WHAT YOU SHOULD DO
Copy out each line that mentions the word "องตรวจสอบความถ".

Dataset records
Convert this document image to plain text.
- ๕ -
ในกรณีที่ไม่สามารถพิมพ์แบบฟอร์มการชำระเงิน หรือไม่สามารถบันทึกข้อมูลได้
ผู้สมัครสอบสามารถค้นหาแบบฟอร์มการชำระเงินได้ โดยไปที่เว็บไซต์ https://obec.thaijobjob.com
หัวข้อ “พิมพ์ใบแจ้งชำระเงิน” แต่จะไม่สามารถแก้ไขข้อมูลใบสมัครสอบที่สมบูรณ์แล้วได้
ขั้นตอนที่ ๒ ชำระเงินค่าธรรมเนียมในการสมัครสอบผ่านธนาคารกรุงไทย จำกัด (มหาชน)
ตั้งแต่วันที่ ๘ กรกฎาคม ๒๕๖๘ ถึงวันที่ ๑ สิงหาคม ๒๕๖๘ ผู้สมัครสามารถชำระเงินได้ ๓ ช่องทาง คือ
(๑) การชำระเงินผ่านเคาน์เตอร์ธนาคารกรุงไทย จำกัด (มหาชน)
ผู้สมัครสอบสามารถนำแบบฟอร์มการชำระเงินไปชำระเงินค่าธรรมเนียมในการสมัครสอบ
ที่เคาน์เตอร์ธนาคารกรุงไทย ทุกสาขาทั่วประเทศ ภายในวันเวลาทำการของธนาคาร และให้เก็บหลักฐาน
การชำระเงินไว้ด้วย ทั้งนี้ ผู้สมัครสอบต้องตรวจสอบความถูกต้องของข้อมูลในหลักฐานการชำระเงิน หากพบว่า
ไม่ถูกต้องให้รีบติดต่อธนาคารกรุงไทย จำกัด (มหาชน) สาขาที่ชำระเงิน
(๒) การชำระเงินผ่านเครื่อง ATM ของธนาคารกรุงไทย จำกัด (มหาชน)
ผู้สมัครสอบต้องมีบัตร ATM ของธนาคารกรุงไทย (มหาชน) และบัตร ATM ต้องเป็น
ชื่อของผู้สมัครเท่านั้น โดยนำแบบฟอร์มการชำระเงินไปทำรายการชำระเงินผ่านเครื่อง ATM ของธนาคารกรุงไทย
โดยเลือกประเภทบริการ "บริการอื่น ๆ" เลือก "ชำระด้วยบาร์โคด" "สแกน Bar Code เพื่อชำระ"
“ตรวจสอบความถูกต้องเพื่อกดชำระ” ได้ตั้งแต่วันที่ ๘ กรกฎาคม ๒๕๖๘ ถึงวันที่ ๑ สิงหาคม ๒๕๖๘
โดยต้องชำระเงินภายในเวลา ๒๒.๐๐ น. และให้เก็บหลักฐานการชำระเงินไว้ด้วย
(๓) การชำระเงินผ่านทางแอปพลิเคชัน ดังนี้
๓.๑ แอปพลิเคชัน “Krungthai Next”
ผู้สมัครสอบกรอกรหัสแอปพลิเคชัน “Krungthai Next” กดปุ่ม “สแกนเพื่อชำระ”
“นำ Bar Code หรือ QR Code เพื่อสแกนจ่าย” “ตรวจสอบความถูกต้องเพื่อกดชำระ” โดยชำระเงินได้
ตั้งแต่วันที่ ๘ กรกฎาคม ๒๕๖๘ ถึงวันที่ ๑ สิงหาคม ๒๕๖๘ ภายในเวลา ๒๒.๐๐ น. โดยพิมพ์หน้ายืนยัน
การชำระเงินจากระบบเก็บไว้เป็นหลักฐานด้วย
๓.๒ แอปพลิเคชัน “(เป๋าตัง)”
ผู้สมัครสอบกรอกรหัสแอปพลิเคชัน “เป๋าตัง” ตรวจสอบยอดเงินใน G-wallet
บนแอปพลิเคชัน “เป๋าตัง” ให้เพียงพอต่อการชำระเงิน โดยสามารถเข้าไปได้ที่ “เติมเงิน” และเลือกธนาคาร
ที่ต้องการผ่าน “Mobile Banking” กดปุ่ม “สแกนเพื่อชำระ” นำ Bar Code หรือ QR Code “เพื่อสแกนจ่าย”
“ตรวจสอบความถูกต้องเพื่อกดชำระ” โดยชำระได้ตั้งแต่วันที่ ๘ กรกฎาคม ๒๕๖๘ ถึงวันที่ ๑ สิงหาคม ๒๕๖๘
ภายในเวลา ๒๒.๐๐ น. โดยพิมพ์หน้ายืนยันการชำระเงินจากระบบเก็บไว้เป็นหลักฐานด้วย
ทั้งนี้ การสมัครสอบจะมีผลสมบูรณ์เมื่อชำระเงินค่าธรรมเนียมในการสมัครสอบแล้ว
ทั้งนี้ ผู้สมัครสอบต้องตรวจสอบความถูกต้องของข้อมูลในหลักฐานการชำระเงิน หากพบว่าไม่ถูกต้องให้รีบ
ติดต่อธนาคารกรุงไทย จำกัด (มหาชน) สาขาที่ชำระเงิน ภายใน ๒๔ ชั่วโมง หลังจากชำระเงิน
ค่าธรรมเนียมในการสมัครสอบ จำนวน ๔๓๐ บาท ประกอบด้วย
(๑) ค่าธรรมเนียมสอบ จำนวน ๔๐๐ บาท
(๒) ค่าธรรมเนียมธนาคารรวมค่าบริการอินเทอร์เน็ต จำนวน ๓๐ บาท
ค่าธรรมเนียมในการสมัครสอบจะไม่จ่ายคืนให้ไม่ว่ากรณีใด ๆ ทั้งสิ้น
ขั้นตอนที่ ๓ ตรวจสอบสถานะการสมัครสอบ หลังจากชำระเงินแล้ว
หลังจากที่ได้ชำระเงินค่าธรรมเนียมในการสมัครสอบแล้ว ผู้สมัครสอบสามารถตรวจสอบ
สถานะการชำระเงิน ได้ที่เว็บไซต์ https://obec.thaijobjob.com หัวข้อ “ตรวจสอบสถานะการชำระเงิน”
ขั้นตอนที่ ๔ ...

ANSWER FOR THIS EXERCISE
การชำระเงินไว้ด้วย ทั้งนี้ ผู้สมัครสอบต้องตรวจสอบความถูกต้องของข้อมูลในหลักฐานการชำระเงิน หากพบว่า
ทั้งนี้ ผู้สมัครสอบต้องตรวจสอบความถูกต้องของข้อมูลในหลักฐานการชำระเงิน หากพบว่าไม่ถูกต้องให้รีบ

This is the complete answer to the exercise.